Reproduce, word for word, every line starting at the line that contains "Convert this document image to plain text." and ending with the final line of the entries.

### DATASET CONTENT
•••••

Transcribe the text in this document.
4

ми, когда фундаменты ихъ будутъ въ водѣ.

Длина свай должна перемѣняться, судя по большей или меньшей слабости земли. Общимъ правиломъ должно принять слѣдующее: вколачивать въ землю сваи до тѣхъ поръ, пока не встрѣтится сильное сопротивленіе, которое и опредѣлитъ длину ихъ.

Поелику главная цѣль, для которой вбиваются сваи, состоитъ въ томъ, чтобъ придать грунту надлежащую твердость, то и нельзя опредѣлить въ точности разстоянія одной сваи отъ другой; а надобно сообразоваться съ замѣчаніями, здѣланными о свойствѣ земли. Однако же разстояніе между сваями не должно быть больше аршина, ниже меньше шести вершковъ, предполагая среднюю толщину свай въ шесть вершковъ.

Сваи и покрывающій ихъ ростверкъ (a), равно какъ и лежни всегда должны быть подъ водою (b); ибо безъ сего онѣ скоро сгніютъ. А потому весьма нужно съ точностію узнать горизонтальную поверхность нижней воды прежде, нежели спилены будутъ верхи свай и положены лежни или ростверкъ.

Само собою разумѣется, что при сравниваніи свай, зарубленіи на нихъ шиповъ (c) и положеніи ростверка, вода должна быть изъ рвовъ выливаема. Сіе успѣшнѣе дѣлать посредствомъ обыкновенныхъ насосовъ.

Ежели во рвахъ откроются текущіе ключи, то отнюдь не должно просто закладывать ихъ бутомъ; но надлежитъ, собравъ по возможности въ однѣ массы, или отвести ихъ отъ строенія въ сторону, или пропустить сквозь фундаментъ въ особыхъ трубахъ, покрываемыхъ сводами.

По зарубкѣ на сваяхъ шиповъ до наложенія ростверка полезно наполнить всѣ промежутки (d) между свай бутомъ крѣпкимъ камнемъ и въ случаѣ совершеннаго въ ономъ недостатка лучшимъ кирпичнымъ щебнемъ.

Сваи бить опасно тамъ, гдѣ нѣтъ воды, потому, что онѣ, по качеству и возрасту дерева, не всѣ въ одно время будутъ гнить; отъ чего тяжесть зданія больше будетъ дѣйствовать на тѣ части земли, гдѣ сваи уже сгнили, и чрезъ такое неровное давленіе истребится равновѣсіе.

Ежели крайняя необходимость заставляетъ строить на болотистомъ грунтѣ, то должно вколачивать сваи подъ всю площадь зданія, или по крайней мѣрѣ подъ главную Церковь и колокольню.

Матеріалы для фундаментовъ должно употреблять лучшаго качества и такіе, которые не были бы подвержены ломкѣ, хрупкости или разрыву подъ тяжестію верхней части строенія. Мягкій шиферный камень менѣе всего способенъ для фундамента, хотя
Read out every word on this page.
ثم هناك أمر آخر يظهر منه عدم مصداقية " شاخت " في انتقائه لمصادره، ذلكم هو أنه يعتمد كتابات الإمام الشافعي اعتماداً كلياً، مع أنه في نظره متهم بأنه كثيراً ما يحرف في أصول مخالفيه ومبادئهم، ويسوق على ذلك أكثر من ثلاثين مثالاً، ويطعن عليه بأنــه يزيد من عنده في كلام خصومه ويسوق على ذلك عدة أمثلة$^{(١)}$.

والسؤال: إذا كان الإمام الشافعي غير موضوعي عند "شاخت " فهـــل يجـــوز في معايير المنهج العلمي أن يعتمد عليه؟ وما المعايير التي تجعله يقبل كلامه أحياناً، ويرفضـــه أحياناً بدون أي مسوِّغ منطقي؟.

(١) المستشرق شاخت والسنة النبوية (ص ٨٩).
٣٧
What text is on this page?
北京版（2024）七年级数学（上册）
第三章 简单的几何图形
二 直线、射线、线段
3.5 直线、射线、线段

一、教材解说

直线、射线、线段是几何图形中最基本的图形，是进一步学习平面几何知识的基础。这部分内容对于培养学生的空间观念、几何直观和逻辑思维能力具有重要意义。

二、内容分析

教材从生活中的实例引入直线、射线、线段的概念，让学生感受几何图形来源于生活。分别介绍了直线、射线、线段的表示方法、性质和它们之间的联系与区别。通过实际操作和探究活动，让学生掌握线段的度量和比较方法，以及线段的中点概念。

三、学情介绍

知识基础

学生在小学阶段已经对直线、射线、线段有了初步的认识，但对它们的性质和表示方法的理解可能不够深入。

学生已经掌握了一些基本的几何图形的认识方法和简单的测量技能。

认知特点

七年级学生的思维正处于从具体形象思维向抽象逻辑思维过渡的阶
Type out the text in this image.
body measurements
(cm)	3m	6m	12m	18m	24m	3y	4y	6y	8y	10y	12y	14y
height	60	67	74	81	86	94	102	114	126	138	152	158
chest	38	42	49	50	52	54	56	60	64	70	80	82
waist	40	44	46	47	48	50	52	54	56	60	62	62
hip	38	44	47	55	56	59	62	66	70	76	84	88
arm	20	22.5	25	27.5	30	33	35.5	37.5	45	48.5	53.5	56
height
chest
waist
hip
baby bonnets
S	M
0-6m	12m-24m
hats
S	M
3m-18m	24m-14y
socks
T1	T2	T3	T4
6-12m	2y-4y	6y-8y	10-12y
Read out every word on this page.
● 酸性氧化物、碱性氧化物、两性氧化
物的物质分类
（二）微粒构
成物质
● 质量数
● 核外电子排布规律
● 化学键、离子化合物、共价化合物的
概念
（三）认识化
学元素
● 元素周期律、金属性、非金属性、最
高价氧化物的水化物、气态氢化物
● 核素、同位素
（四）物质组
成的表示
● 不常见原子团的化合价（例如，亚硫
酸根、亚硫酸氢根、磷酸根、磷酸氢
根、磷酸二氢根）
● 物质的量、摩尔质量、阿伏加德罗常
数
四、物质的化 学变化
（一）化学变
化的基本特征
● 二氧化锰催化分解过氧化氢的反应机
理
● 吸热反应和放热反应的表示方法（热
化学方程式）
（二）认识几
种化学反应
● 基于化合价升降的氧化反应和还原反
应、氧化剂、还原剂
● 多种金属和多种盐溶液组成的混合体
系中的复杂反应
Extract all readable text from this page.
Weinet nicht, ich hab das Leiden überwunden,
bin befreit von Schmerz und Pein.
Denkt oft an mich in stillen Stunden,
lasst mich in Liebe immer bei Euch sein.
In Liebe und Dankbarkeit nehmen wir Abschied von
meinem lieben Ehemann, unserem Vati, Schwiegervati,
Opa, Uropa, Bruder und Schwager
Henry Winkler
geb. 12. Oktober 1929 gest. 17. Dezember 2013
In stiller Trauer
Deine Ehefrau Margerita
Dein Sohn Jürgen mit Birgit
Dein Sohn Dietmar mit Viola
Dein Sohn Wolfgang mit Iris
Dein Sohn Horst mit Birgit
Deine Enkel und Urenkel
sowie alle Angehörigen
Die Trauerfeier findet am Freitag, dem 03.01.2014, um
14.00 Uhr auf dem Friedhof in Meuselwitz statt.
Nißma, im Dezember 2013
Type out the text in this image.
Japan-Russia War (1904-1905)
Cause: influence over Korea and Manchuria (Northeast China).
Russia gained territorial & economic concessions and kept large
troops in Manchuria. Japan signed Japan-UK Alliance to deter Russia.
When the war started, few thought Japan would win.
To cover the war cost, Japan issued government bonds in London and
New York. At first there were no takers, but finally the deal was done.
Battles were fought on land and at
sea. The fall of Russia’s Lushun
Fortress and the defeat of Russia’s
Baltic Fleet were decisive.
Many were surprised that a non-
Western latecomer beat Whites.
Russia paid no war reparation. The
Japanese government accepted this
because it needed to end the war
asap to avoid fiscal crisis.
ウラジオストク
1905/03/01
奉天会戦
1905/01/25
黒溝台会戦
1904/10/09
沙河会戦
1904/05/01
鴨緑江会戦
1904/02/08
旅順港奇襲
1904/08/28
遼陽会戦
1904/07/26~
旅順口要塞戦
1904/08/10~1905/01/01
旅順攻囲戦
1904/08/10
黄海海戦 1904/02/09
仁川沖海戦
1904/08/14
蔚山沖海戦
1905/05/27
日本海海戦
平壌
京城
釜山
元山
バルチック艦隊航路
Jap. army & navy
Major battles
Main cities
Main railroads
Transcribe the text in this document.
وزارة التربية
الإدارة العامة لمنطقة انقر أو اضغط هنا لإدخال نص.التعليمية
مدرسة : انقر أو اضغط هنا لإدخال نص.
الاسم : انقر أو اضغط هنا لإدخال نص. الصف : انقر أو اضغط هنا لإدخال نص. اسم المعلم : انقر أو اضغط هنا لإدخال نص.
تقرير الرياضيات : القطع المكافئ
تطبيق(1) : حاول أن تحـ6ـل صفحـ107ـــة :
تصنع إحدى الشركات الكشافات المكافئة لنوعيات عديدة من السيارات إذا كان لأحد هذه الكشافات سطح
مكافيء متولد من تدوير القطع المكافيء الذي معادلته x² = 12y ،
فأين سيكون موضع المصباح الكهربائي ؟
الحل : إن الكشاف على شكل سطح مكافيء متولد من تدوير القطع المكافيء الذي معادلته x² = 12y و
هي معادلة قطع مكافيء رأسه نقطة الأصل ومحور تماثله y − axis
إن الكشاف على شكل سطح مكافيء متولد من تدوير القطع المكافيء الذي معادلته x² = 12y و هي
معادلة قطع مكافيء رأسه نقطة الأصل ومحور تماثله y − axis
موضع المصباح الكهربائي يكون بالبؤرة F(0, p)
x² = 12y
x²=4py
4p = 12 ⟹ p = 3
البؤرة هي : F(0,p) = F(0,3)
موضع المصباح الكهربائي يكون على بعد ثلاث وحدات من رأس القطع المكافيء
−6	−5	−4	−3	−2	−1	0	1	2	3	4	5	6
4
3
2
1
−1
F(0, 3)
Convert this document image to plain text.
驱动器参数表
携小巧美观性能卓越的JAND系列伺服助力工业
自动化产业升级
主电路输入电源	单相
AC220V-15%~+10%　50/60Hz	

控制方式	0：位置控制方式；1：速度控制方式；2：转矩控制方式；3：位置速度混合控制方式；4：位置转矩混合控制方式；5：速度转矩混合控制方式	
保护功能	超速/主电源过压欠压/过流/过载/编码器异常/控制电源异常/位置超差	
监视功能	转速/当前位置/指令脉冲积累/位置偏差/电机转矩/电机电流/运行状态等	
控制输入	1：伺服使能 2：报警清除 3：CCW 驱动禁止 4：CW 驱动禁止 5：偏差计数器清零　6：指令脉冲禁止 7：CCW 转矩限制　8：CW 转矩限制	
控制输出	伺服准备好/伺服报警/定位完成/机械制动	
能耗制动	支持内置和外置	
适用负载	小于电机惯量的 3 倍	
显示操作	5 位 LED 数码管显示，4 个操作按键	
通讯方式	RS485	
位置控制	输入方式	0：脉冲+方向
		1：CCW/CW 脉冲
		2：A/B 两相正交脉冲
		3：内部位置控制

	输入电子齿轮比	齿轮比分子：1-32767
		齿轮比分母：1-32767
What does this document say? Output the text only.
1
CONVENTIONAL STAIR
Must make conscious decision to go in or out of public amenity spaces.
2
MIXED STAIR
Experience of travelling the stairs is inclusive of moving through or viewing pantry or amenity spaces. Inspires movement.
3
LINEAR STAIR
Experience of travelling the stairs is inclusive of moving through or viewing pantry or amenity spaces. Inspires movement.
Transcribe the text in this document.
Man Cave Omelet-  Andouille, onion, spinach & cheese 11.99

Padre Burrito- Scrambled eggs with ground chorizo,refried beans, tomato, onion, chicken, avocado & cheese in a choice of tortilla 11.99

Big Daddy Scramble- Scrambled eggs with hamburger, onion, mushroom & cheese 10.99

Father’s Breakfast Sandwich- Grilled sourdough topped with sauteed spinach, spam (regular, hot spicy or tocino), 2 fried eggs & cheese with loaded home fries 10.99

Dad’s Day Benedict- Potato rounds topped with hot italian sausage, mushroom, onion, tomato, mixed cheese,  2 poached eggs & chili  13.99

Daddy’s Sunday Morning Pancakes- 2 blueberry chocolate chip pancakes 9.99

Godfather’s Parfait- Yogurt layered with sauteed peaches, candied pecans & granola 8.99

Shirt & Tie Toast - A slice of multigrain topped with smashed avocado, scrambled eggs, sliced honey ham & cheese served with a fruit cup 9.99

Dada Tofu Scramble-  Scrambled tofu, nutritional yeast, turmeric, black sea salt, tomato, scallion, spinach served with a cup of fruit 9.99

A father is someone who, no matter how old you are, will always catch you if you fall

•••••

### EXERCISE SOLUTION
Convert this document image to plain text.
驱动器参数表
携小巧美观性能卓越的JAND系列伺服助力工业
自动化产业升级
主电路输入电源	单相
AC220V-15%~+10%　50/60Hz	

控制方式	0：位置控制方式；1：速度控制方式；2：转矩控制方式；3：位置速度混合控制方式；4：位置转矩混合控制方式；5：速度转矩混合控制方式	
保护功能	超速/主电源过压欠压/过流/过载/编码器异常/控制电源异常/位置超差	
监视功能	转速/当前位置/指令脉冲积累/位置偏差/电机转矩/电机电流/运行状态等	
控制输入	1：伺服使能 2：报警清除 3：CCW 驱动禁止 4：CW 驱动禁止 5：偏差计数器清零　6：指令脉冲禁止 7：CCW 转矩限制　8：CW 转矩限制	
控制输出	伺服准备好/伺服报警/定位完成/机械制动	
能耗制动	支持内置和外置	
适用负载	小于电机惯量的 3 倍	
显示操作	5 位 LED 数码管显示，4 个操作按键	
通讯方式	RS485	
位置控制	输入方式	0：脉冲+方向
		1：CCW/CW 脉冲
		2：A/B 两相正交脉冲
		3：内部位置控制

	输入电子齿轮比	齿轮比分子：1-32767
		齿轮比分母：1-32767
What does this document say? Output the text only.
1
CONVENTIONAL STAIR
Must make conscious decision to go in or out of public amenity spaces.
2
MIXED STAIR
Experience of travelling the stairs is inclusive of moving through or viewing pantry or amenity spaces. Inspires movement.
3
LINEAR STAIR
Experience of travelling the stairs is inclusive of moving through or viewing pantry or amenity spaces. Inspires movement.
Transcribe the text in this document.
Man Cave Omelet-  Andouille, onion, spinach & cheese 11.99

Padre Burrito- Scrambled eggs with ground chorizo,refried beans, tomato, onion, chicken, avocado & cheese in a choice of tortilla 11.99

Big Daddy Scramble- Scrambled eggs with hamburger, onion, mushroom & cheese 10.99

Father’s Breakfast Sandwich- Grilled sourdough topped with sauteed spinach, spam (regular, hot spicy or tocino), 2 fried eggs & cheese with loaded home fries 10.99

Dad’s Day Benedict- Potato rounds topped with hot italian sausage, mushroom, onion, tomato, mixed cheese,  2 poached eggs & chili  13.99

Daddy’s Sunday Morning Pancakes- 2 blueberry chocolate chip pancakes 9.99

Godfather’s Parfait- Yogurt layered with sauteed peaches, candied pecans & granola 8.99

Shirt & Tie Toast - A slice of multigrain topped with smashed avocado, scrambled eggs, sliced honey ham & cheese served with a fruit cup 9.99

Dada Tofu Scramble-  Scrambled tofu, nutritional yeast, turmeric, black sea salt, tomato, scallion, spinach served with a cup of fruit 9.99

A father is someone who, no matter how old you are, will always catch you if you fall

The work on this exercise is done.